→ GIVEN DATA
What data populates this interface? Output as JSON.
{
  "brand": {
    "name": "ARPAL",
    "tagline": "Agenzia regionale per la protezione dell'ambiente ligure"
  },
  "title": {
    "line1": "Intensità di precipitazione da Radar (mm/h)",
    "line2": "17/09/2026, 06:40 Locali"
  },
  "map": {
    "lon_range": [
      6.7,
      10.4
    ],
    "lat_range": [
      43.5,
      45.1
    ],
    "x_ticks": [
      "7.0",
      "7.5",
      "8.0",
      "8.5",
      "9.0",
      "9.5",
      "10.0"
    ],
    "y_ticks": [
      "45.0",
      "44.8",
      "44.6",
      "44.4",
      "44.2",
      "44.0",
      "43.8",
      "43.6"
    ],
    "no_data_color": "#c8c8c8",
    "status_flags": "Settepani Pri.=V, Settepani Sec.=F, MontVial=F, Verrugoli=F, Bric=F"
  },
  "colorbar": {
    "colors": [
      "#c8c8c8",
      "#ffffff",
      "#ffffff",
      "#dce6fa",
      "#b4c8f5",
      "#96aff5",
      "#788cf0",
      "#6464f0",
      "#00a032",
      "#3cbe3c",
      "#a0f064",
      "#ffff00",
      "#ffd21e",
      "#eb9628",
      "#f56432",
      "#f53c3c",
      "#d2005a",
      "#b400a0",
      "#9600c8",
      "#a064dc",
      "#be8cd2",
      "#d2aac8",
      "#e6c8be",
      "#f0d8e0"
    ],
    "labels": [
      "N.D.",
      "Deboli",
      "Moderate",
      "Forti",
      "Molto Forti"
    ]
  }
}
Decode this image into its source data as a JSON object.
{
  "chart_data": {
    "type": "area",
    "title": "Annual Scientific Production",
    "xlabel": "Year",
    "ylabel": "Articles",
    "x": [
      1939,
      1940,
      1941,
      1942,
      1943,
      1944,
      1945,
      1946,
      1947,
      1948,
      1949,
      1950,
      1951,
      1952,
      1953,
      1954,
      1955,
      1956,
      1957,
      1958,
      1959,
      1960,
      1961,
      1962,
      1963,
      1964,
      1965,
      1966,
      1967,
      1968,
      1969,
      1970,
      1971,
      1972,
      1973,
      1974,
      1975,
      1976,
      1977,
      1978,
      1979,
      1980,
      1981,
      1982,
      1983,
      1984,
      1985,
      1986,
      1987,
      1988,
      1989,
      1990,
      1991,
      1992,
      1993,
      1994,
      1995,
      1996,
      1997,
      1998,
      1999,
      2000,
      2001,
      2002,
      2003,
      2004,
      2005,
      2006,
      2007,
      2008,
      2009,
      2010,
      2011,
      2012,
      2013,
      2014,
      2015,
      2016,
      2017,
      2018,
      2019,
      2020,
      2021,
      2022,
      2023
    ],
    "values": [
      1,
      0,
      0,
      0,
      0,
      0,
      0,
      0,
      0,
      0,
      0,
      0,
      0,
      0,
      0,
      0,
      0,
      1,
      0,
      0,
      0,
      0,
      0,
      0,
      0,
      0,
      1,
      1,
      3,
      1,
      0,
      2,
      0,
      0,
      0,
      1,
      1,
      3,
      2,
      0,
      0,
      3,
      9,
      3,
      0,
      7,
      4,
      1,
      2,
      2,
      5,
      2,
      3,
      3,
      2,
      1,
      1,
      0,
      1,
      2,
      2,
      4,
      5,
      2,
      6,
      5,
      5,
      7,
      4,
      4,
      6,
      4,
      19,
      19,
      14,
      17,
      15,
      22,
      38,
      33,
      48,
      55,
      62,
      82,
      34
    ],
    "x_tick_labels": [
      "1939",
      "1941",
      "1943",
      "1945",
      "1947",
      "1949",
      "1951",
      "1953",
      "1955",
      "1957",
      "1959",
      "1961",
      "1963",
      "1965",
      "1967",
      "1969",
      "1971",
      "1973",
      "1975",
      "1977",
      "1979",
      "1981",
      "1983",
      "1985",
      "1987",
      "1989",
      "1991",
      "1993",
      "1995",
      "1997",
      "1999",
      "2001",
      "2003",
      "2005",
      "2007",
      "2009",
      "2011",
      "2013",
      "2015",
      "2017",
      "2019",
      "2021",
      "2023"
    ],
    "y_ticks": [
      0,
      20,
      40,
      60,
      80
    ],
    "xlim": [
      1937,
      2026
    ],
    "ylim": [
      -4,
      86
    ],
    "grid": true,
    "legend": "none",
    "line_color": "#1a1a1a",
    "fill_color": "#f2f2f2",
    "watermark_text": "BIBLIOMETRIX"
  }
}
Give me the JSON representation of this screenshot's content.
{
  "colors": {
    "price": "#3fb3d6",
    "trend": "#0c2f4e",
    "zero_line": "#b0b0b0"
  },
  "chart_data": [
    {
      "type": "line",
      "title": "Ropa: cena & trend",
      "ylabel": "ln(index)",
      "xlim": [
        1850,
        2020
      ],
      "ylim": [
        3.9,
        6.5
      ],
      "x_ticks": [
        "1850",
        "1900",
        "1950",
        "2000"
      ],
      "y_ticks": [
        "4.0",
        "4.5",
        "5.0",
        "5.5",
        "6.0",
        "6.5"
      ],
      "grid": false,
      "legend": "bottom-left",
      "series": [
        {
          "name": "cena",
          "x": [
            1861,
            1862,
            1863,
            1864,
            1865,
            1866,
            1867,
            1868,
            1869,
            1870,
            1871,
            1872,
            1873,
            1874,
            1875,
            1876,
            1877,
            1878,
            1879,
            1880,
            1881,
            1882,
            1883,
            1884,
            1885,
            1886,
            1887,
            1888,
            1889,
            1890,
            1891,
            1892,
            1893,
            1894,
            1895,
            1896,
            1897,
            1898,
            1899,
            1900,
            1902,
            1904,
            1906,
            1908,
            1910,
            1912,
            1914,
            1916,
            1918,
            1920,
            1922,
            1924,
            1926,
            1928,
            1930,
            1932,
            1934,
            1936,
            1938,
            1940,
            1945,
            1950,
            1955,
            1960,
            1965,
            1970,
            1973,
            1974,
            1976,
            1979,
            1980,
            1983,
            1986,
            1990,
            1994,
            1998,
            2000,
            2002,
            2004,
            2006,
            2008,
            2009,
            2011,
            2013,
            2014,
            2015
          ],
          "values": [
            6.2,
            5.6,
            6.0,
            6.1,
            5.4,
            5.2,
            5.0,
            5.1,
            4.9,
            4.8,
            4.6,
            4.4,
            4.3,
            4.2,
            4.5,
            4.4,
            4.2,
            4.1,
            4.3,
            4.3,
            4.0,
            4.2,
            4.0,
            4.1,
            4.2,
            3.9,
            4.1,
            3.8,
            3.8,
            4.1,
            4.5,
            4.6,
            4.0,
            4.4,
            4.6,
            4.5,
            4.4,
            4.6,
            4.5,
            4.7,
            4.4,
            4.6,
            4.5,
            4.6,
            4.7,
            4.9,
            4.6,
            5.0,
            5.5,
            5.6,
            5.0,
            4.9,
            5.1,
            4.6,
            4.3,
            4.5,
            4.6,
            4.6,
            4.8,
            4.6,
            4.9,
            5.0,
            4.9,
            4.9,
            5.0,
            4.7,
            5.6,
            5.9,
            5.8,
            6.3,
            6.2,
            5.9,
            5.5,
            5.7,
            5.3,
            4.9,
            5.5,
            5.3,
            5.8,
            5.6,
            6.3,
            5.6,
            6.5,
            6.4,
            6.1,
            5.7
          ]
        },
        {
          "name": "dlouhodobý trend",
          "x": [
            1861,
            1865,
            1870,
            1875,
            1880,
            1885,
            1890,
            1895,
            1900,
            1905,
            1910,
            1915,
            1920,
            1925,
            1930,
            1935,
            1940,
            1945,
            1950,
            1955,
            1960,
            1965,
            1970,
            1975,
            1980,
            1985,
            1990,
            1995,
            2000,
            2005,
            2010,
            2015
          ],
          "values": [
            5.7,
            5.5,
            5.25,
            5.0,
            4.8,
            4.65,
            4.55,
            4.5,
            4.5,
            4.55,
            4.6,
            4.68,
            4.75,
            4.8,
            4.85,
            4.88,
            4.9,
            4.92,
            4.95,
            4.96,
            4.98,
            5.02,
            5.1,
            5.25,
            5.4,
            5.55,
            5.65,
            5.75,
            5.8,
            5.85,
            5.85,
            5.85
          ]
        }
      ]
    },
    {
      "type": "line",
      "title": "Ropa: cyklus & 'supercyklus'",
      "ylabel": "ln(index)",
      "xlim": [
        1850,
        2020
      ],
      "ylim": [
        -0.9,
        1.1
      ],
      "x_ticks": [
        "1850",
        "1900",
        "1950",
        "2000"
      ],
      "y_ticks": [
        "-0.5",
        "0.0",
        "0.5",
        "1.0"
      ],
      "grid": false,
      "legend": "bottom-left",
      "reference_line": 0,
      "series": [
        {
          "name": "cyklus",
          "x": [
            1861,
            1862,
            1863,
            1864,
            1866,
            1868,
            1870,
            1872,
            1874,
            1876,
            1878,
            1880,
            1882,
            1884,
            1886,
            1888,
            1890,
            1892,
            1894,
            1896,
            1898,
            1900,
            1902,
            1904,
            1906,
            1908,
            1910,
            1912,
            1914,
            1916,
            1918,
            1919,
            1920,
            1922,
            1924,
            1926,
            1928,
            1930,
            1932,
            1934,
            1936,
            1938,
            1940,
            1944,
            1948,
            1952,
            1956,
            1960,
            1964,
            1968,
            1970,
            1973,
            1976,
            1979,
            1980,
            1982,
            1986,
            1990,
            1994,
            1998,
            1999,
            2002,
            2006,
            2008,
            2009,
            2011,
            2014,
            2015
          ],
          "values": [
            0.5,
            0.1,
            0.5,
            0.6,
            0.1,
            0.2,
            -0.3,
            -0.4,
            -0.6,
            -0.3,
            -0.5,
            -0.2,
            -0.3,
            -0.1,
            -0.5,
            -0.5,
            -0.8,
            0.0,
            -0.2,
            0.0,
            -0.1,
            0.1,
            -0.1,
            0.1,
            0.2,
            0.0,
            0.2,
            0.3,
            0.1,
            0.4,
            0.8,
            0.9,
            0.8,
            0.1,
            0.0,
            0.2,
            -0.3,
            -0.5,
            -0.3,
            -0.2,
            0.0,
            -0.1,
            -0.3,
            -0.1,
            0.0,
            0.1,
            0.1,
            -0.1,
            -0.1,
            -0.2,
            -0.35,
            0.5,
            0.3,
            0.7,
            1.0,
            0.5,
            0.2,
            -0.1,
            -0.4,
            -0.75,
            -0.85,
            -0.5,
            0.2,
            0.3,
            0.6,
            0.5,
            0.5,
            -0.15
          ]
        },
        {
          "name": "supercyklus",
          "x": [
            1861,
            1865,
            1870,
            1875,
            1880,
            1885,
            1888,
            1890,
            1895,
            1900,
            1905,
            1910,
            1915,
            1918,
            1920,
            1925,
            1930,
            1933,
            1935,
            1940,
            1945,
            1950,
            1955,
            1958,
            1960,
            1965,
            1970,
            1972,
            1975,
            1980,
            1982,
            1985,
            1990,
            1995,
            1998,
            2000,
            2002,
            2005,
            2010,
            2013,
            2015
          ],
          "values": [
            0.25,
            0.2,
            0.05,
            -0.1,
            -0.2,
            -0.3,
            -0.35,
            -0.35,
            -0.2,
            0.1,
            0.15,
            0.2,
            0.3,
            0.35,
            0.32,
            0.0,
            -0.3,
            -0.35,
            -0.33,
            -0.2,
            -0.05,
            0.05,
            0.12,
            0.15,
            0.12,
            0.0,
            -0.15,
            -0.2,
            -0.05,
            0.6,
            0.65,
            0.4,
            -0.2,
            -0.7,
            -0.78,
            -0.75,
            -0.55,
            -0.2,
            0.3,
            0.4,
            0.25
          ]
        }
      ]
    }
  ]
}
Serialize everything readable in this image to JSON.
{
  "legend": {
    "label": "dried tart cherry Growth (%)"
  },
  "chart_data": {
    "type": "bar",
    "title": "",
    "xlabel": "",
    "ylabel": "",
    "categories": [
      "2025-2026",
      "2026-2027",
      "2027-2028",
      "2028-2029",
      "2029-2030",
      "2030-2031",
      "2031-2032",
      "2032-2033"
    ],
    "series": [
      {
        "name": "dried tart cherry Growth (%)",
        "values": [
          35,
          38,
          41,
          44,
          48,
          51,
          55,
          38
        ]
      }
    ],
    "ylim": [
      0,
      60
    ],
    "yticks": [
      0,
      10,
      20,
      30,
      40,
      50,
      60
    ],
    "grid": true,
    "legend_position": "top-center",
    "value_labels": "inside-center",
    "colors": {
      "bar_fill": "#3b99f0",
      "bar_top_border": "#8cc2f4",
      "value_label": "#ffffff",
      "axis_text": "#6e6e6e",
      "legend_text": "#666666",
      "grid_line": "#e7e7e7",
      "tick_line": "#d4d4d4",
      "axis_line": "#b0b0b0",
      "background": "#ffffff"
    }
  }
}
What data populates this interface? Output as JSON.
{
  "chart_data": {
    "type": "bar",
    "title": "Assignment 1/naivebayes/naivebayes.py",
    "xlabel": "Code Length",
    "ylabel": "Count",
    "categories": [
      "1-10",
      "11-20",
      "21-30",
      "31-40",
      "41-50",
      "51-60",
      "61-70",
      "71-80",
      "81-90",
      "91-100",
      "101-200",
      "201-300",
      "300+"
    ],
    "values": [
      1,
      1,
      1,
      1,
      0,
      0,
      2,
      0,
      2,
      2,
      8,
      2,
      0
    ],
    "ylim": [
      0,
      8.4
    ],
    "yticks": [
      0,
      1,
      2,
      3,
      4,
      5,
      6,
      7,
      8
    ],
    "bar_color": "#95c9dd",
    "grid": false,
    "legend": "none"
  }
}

→ TASK
Show all lines from the records above where the word "Ropa" occurs.

→ EXERCISE ANSWER
      "title": "Ropa: cena & trend",
      "title": "Ropa: cyklus & 'supercyklus'",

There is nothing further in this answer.